── Entries supplied
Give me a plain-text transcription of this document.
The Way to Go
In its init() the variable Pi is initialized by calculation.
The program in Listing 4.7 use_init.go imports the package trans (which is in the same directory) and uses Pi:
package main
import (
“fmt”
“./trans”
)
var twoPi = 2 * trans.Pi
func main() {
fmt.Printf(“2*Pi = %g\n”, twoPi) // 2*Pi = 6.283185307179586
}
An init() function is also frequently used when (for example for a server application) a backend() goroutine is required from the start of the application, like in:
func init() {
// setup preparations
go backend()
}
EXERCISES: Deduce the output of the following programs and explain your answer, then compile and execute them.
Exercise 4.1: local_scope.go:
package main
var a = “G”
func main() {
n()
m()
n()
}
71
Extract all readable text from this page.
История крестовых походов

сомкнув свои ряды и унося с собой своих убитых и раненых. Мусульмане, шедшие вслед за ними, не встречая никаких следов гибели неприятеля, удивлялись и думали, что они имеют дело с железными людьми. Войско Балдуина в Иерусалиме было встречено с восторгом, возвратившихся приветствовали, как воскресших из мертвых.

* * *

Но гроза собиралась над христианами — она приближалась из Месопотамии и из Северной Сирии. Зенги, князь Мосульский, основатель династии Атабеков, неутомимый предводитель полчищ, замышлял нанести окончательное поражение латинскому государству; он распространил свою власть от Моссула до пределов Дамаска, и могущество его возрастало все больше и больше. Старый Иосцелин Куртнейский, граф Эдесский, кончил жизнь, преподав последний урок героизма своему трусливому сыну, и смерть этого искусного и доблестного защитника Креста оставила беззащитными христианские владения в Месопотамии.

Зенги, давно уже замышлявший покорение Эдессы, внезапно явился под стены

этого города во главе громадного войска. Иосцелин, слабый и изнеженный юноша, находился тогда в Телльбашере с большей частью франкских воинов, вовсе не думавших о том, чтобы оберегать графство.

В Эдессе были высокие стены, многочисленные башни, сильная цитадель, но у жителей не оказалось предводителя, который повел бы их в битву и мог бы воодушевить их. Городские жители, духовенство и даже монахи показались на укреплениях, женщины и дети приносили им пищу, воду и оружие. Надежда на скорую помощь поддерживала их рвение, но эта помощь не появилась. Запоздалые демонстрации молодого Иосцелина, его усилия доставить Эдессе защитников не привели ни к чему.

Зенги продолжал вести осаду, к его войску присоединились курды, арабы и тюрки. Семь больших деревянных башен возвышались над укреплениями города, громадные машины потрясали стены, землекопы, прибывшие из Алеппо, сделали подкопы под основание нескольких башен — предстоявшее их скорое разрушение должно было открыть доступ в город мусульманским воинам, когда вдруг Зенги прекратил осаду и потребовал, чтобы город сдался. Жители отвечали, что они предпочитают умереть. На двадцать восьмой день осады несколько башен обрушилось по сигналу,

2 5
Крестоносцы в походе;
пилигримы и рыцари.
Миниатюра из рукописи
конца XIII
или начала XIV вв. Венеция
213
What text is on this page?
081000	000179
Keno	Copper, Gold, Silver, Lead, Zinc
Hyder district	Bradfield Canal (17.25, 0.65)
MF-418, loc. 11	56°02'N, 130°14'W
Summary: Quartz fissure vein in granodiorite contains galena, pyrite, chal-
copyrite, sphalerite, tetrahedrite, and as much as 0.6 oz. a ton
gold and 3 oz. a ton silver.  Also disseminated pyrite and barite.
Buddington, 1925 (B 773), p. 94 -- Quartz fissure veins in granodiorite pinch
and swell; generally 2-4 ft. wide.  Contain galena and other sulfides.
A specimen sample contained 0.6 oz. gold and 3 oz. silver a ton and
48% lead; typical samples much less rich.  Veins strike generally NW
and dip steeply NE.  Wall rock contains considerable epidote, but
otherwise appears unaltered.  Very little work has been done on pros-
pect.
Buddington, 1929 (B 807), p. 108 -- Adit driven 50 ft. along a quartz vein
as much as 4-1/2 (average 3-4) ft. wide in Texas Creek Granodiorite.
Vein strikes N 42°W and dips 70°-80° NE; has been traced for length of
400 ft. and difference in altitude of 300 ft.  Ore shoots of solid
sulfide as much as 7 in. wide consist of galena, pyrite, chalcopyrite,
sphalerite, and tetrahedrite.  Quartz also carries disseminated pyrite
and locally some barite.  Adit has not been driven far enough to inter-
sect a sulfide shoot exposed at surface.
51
────
**Exercise requirements:** Copy out exactly the lines from the line with "What text is on this page?" to the end of the listing, including both of those lines, and give nothing else.

**Task result:**
What text is on this page?
081000	000179
Keno	Copper, Gold, Silver, Lead, Zinc
Hyder district	Bradfield Canal (17.25, 0.65)
MF-418, loc. 11	56°02'N, 130°14'W
Summary: Quartz fissure vein in granodiorite contains galena, pyrite, chal-
copyrite, sphalerite, tetrahedrite, and as much as 0.6 oz. a ton
gold and 3 oz. a ton silver.  Also disseminated pyrite and barite.
Buddington, 1925 (B 773), p. 94 -- Quartz fissure veins in granodiorite pinch
and swell; generally 2-4 ft. wide.  Contain galena and other sulfides.
A specimen sample contained 0.6 oz. gold and 3 oz. silver a ton and
48% lead; typical samples much less rich.  Veins strike generally NW
and dip steeply NE.  Wall rock contains considerable epidote, but
otherwise appears unaltered.  Very little work has been done on pros-
pect.
Buddington, 1929 (B 807), p. 108 -- Adit driven 50 ft. along a quartz vein
as much as 4-1/2 (average 3-4) ft. wide in Texas Creek Granodiorite.
Vein strikes N 42°W and dips 70°-80° NE; has been traced for length of
400 ft. and difference in altitude of 300 ft.  Ore shoots of solid
sulfide as much as 7 in. wide consist of galena, pyrite, chalcopyrite,
sphalerite, and tetrahedrite.  Quartz also carries disseminated pyrite
and locally some barite.  Adit has not been driven far enough to inter-
sect a sulfide shoot exposed at surface.
51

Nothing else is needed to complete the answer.